### 小課題 1
SageMakerのsemantic segmentationを扱った記事のうち、「sagemakerのライブラリのアップデート」から「sess = sagemaker.Session()」までを一字も変えずに打ち直してください。

### 出典抜粋

◇ ◇ ◇ ◇ ◇

More than 1 year has passed since last update.

SageMakerAPIのsemantic segmentation実装検証

Last updated at 2023-05-23Posted at 2023-05-22

今回はsemantic segmentationをAWS cli内のSageMakerAPIに実装されたということで、
公式チュートリアルを実践、簡易的な日本語解説をしていきます。

記事の成果物

以下のようなマスクイメージの取得

目的

AWS cliに実装されたsemantic segmentationの検証と、SageMakerAPIの検証、チュートリアル記事

対象者

SageMakerの機能およびAPIの使用感を知ってみたい方

この記事を読み終わるまでの時間

パッと見で5m
その後、参考記事をじっくり見に行くことを推奨

参考記事

以下順に手順および簡易的な日本語解説

sagemakerのライブラリのアップデート

!pip install 'sagemaker>=2,<3'

タスク実施のためのIAMロールの取得

%%time
import sagemaker
from sagemaker import get_execution_role

role = get_execution_role()
print(role)
sess = sagemaker.Session()

バケットの設定

bucket = "your-bucket-name"
prefix = "aws-sagemaker-test"
print(bucket)

awsによるSemantic Segmentaionアルゴリズムが内包されたdocker imageの取得

training_image = sagemaker.image_uris.retrieve("semantic-segmentation", sess.boto_region_name)

◇ ◇ ◇ ◇ ◇

### 小課題 2
下に続く行から、「Extract all elements」を含む行から「address-label: 地址 xyxy=(13,58,38,72)」を含む行までを、両端の行も含めてそのまま書き出してください。画像は答えに入れないでください。

### 提供データ

◇ ◇ ◇ ◇ ◇

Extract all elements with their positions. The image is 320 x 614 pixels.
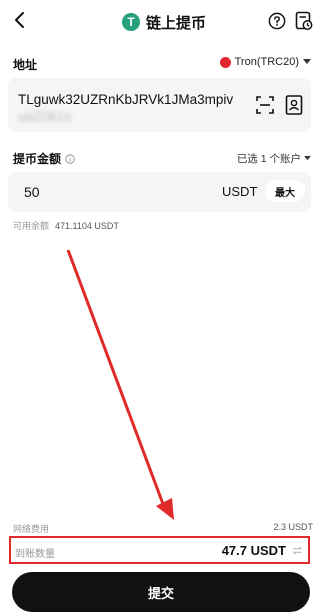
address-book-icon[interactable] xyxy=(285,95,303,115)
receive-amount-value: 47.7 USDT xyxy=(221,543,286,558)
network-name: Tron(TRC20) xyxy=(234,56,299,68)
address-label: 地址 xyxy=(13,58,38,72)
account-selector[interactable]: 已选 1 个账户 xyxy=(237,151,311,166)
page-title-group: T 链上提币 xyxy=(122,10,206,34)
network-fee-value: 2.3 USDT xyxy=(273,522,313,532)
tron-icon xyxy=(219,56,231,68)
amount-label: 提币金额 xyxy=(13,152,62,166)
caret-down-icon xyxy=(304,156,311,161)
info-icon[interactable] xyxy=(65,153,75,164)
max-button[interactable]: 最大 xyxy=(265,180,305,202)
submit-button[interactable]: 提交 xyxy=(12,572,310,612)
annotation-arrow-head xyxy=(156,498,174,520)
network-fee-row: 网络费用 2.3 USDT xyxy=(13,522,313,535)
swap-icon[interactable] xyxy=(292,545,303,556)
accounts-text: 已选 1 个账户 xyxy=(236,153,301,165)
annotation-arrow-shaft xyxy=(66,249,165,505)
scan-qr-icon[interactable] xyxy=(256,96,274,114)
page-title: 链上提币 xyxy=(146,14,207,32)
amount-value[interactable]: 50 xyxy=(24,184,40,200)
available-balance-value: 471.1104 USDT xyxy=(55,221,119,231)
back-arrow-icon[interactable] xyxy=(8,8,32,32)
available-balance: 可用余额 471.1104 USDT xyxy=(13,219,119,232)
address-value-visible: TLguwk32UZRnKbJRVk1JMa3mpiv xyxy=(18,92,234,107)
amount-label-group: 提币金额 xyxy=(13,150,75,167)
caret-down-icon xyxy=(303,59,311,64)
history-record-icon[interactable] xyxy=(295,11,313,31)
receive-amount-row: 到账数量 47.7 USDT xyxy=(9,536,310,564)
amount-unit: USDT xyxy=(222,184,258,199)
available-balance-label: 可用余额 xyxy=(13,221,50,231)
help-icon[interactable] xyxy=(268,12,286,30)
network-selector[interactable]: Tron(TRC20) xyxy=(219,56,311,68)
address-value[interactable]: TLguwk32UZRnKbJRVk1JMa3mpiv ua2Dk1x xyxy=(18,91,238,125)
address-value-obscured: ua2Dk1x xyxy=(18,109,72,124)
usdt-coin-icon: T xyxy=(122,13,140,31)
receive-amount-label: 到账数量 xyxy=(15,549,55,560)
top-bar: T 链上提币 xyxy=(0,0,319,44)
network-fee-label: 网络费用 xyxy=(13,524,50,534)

◇ ◇ ◇ ◇ ◇

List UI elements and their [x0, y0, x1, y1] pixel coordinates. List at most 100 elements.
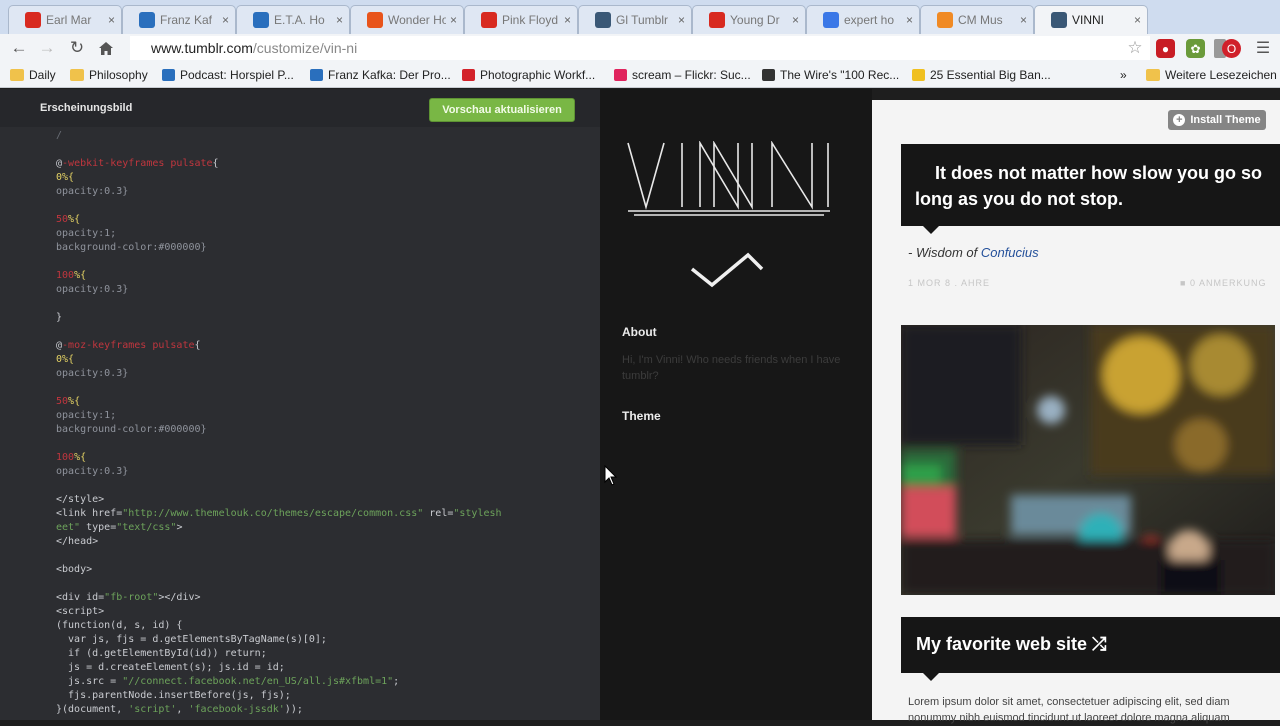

◇ ◇ ◇ ◇ ◇

### 記述解答 1
sagemakerのライブラリのアップデート

!pip install 'sagemaker>=2,<3'

タスク実施のためのIAMロールの取得

%%time
import sagemaker
from sagemaker import get_execution_role

role = get_execution_role()
print(role)
sess = sagemaker.Session()

### 記述解答 2
Extract all elements with their positions. The image is 320 x 614 pixels.
address-book-icon[interactable] xyxy=(285,95,303,115)
receive-amount-value: 47.7 USDT xyxy=(221,543,286,558)
network-name: Tron(TRC20) xyxy=(234,56,299,68)
address-label: 地址 xyxy=(13,58,38,72)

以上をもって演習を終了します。